▶ **Task objective**: Pull out every line containing the string "text".

======== Task material

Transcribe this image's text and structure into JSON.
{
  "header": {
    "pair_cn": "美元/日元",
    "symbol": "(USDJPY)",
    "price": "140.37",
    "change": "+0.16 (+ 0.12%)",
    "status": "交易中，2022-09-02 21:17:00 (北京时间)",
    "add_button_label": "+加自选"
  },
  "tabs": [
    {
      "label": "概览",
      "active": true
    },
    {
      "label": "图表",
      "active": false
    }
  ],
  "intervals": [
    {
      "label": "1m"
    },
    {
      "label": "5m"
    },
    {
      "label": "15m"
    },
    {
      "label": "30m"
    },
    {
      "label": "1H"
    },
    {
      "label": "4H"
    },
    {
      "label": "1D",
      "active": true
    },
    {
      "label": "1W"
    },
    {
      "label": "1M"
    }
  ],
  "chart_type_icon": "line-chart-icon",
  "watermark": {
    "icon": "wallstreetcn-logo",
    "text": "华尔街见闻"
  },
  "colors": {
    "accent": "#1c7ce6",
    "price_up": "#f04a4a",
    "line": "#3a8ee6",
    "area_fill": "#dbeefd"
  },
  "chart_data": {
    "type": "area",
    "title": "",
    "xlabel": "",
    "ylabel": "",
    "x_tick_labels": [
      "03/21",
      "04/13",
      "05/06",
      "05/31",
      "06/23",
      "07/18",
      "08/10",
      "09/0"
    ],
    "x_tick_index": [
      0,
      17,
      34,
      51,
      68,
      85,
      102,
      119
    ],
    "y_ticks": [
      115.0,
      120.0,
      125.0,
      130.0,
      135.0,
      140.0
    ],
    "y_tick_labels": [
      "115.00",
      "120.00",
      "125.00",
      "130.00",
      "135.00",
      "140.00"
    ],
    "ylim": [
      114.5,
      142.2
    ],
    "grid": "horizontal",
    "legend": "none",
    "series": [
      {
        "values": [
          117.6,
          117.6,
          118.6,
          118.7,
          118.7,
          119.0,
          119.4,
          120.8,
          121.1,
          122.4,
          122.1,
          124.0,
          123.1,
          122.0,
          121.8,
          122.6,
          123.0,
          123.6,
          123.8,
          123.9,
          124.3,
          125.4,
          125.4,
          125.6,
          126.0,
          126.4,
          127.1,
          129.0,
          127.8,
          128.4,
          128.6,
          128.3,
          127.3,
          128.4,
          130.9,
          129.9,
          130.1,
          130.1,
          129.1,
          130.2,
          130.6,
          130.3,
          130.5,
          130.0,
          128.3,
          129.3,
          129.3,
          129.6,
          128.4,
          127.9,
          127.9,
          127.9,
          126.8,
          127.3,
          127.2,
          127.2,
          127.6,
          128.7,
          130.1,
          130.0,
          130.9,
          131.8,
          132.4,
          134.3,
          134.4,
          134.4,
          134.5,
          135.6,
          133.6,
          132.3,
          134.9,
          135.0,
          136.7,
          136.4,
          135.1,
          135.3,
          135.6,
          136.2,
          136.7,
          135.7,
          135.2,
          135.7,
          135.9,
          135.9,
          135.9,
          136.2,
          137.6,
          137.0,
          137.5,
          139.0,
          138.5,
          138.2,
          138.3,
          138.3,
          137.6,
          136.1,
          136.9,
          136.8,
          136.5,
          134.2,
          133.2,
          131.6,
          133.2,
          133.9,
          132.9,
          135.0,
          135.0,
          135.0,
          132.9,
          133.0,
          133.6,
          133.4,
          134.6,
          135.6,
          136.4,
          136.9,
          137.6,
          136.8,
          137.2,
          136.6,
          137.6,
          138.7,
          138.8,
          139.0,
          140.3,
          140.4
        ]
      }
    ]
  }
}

================

▶ **Exercise solution**:
Transcribe this image's text and structure into JSON.
    "text": "华尔街见闻"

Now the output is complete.